▸ WORK INSTRUCTIONS: Pull out every line with the word "Windows" from the entries below.

── EXERCISE INPUTS

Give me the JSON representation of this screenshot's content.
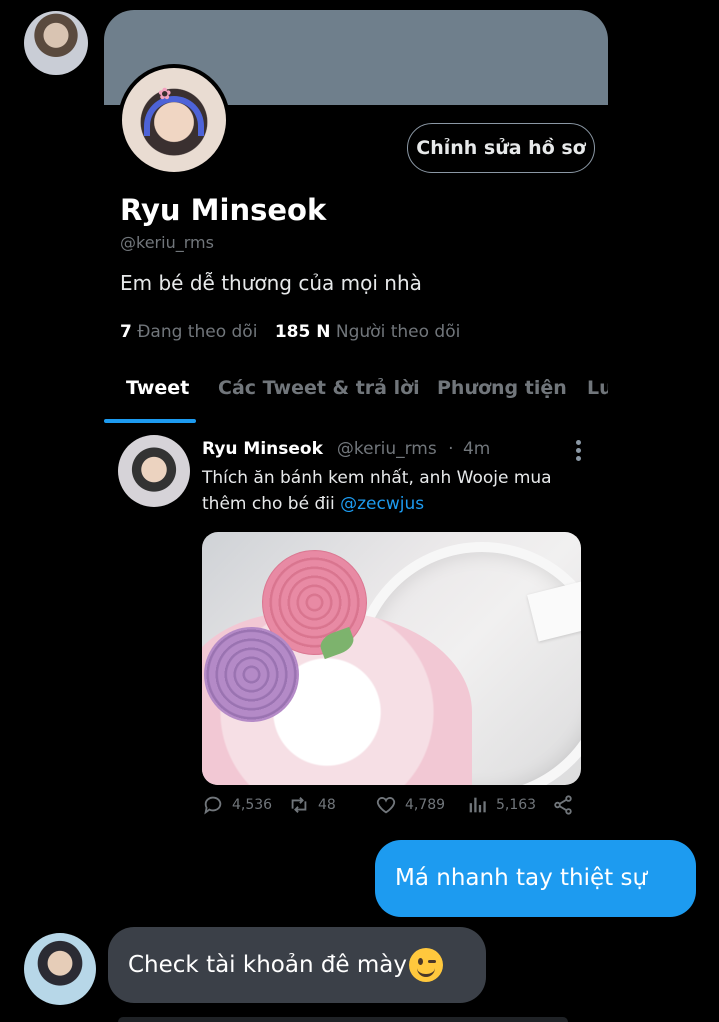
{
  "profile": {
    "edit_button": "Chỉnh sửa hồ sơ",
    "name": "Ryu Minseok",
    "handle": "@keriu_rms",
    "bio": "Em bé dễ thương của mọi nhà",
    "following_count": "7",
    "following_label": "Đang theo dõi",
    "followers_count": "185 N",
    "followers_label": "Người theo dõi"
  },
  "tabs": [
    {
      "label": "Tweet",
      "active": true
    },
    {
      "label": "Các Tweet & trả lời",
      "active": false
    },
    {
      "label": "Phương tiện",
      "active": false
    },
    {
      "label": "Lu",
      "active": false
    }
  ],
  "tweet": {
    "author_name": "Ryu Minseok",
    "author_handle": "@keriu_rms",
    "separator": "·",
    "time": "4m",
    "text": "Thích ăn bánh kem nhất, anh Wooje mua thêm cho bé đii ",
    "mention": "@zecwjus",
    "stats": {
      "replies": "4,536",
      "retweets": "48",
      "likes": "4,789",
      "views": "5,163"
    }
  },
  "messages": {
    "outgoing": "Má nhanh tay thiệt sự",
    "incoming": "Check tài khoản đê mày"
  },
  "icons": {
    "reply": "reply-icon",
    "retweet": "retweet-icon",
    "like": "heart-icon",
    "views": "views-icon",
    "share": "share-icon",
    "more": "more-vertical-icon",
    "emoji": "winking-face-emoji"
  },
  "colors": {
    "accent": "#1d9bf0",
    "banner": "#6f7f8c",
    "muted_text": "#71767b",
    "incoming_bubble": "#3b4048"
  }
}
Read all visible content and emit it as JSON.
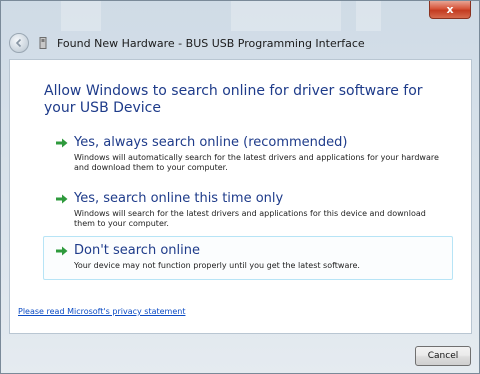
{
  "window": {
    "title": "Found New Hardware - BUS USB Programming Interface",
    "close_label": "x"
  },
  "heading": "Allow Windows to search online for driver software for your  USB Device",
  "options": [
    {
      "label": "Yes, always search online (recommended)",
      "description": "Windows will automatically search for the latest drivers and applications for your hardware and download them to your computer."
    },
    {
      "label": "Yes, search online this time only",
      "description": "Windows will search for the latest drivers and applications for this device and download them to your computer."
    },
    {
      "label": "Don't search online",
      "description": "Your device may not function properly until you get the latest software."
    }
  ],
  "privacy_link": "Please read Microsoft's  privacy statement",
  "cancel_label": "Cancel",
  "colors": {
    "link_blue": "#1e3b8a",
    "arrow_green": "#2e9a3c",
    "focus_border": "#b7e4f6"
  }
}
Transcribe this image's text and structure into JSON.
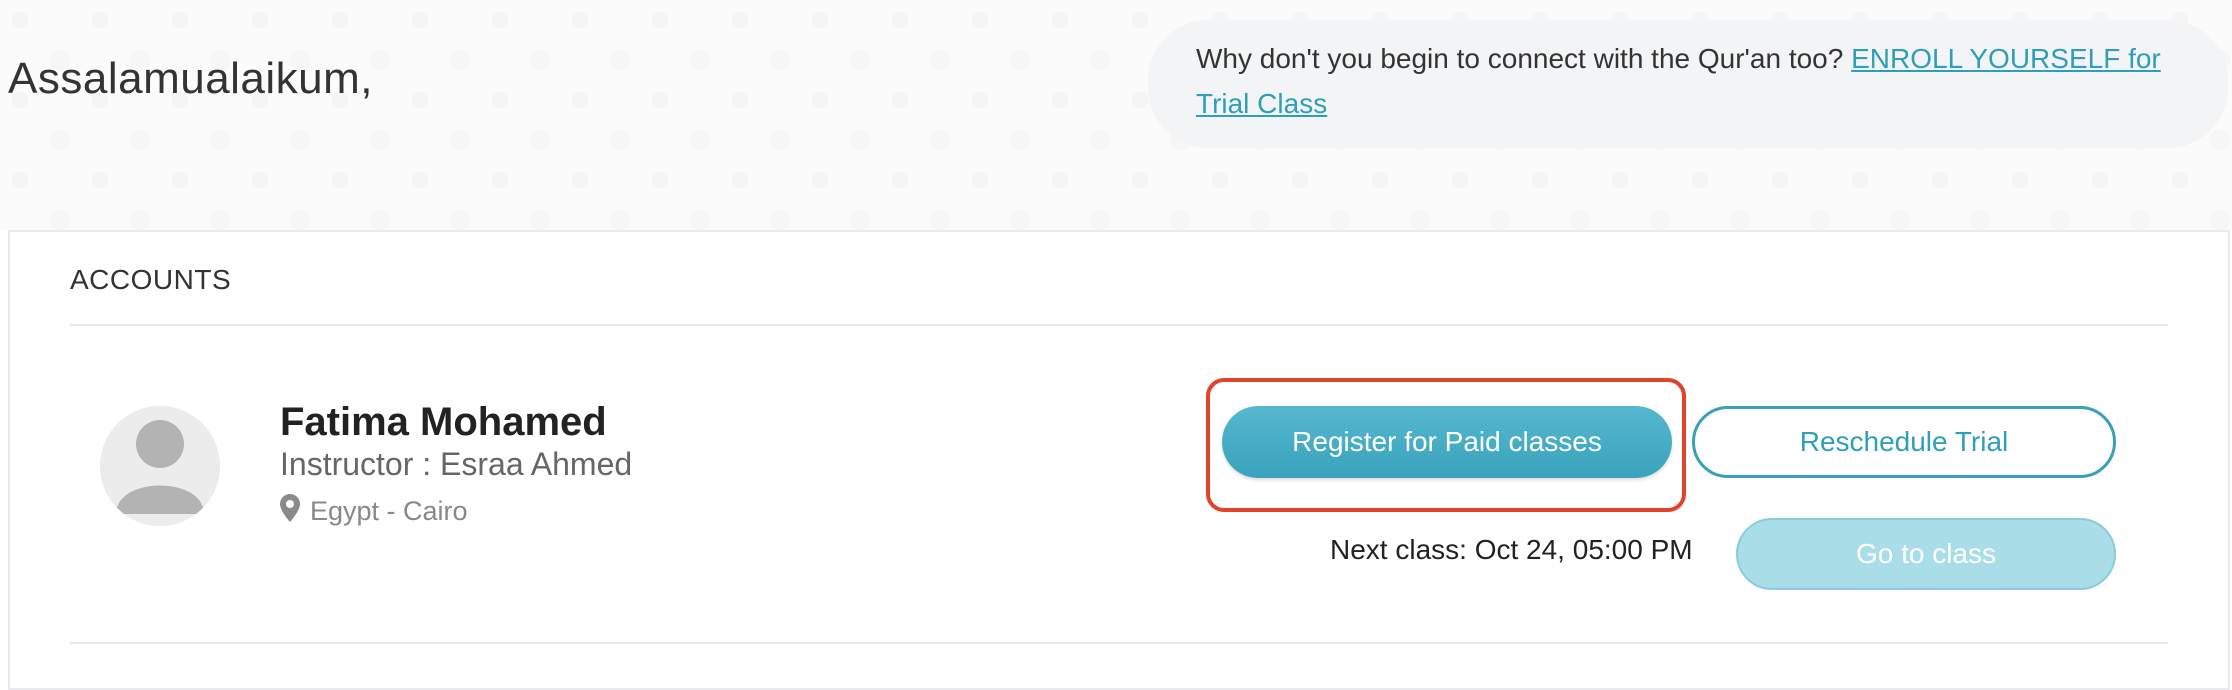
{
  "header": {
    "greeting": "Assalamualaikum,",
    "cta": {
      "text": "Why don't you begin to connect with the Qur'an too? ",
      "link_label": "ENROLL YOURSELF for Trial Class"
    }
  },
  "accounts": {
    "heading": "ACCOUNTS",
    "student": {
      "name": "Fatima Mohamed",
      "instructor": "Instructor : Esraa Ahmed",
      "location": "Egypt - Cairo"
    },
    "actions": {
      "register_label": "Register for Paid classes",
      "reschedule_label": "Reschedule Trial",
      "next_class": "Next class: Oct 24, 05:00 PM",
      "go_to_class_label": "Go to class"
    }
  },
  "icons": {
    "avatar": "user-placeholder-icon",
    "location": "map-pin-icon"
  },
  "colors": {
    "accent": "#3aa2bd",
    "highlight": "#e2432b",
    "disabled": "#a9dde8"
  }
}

────

▸ FINISHED EXERCISE:
  "heading": "Allow Windows to search online for driver software for your  USB Device",
      "description": "Windows will automatically search for the latest drivers and applications for your hardware and download them to your computer."
      "description": "Windows will search for the latest drivers and applications for this device and download them to your computer."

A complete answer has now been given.